#### Data section

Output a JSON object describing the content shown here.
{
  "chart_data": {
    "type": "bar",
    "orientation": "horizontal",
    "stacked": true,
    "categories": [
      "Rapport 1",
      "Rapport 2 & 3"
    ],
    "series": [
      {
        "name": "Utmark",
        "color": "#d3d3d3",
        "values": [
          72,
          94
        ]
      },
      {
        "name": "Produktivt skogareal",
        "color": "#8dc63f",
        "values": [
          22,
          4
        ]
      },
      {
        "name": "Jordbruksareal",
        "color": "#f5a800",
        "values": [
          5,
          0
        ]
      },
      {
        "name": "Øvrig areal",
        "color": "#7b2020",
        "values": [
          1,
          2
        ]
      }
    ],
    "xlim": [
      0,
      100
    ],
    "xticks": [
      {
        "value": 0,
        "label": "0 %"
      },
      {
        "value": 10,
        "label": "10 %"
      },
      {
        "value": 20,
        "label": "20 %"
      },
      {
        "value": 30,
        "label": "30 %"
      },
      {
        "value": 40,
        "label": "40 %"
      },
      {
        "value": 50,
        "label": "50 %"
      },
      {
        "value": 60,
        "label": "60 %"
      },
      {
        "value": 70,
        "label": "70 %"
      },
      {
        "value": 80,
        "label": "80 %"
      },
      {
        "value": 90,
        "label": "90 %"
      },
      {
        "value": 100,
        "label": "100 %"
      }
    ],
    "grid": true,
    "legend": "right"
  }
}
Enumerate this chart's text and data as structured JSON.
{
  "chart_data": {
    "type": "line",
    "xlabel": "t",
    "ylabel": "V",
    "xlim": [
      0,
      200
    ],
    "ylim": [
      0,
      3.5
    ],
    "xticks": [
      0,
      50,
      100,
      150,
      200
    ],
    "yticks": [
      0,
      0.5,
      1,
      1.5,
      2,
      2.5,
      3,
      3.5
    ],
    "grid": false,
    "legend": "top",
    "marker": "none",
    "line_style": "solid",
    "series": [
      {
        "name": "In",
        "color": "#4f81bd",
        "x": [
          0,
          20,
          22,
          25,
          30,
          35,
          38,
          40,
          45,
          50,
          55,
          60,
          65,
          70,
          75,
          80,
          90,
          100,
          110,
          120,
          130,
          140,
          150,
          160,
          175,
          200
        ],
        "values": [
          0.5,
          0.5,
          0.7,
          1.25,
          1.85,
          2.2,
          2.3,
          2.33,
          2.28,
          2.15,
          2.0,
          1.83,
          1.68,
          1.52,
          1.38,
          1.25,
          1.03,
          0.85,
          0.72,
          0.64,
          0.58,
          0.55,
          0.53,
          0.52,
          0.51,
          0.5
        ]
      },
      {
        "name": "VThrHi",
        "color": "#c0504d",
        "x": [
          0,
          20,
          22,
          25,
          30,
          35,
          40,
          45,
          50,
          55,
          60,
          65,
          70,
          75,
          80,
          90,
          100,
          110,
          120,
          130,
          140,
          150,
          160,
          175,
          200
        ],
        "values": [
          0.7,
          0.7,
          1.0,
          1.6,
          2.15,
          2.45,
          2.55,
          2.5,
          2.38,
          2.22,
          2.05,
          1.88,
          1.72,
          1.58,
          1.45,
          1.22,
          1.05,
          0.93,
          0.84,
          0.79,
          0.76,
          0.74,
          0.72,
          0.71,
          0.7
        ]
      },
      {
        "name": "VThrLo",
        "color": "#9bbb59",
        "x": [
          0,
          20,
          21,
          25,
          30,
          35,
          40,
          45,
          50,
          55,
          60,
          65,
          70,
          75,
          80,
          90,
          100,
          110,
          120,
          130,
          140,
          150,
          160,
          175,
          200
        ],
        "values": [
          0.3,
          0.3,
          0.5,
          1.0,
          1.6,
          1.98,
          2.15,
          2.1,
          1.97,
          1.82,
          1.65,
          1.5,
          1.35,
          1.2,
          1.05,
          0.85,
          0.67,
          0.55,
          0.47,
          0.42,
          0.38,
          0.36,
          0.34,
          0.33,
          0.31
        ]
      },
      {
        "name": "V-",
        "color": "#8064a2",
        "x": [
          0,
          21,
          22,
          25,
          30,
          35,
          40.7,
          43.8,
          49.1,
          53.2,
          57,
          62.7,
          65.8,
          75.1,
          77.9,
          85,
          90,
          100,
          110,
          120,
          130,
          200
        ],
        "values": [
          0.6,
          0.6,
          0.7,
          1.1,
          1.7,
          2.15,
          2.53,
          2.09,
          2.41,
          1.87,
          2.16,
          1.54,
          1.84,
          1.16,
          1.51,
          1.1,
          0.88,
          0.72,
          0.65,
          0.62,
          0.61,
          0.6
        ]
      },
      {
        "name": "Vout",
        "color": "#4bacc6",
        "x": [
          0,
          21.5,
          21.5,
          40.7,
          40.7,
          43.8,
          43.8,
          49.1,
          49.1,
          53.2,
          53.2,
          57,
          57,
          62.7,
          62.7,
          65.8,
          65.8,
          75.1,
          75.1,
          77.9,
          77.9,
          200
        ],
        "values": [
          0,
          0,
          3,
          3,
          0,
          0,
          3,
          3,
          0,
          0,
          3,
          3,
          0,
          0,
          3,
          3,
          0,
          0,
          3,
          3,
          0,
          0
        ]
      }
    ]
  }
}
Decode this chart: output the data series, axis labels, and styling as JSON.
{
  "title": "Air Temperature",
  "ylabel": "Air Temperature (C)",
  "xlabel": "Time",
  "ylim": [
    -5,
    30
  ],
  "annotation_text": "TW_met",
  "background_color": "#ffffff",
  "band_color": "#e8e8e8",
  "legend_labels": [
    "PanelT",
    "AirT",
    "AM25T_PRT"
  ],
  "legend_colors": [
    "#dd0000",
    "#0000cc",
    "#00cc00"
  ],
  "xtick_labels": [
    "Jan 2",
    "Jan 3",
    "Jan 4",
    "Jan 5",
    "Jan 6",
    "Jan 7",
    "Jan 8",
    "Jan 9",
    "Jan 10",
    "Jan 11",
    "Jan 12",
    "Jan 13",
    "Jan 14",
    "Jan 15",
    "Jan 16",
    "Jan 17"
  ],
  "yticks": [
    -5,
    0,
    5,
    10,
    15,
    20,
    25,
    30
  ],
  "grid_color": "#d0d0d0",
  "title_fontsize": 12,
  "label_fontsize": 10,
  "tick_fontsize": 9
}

########
#### Data section

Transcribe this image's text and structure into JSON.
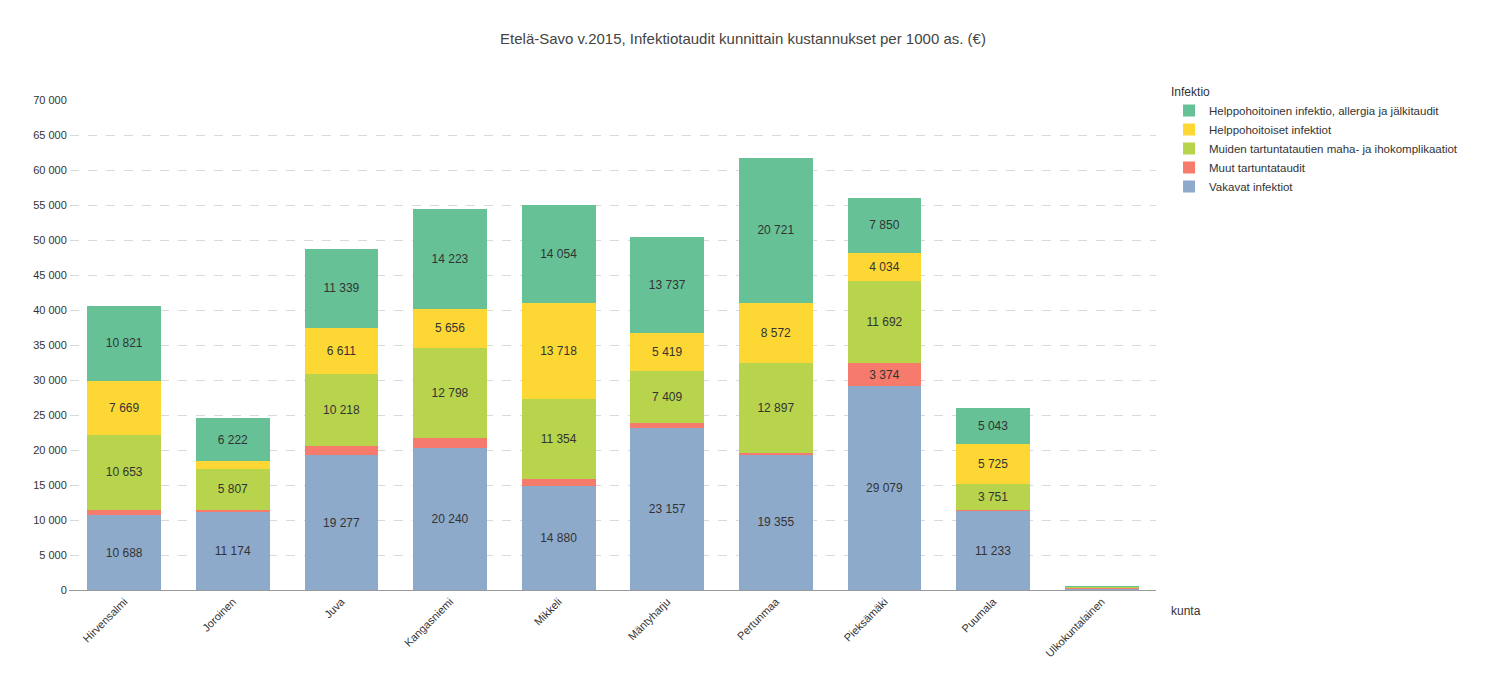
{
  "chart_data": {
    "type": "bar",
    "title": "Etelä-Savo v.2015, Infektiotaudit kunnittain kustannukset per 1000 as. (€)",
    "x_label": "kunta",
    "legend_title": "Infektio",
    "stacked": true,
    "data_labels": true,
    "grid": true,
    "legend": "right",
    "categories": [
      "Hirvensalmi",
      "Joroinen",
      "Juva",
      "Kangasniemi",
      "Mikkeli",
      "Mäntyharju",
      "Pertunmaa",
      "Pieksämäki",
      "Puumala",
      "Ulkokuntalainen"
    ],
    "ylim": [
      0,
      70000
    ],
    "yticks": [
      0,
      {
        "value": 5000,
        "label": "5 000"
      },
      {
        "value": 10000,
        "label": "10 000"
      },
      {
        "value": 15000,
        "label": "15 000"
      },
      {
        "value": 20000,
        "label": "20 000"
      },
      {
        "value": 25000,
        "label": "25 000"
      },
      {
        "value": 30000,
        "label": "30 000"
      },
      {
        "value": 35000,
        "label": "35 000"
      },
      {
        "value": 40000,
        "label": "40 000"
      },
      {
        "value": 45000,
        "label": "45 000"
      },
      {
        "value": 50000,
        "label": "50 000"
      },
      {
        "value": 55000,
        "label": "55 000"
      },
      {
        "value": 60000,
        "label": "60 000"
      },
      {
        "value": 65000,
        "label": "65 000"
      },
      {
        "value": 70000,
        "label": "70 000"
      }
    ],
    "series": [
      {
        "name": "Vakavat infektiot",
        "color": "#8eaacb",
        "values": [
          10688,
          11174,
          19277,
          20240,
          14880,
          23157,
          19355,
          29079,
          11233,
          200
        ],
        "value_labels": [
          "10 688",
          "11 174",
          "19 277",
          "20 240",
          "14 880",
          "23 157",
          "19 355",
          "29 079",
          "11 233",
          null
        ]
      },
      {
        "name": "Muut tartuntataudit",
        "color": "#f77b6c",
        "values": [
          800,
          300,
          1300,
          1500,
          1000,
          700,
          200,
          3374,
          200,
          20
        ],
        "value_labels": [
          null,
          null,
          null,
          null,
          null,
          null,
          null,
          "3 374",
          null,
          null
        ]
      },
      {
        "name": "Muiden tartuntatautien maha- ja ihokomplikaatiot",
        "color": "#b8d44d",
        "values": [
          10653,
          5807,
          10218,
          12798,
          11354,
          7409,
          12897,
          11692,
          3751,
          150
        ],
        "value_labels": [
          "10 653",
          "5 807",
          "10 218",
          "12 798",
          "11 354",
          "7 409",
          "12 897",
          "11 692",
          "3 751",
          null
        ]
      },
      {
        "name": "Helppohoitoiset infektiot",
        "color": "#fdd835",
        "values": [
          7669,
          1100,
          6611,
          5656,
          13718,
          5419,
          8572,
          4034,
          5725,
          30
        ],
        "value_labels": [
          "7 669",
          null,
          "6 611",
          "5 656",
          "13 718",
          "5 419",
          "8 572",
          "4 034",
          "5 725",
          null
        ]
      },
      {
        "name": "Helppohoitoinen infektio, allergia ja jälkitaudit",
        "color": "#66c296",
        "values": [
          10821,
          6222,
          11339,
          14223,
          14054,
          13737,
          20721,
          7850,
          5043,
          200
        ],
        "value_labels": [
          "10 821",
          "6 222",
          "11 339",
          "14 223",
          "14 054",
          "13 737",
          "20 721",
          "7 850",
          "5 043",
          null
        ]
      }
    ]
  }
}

########

**Problem requirements**
Tally the lines holding the string "this" and give only the count.

**Solution to the problem**
3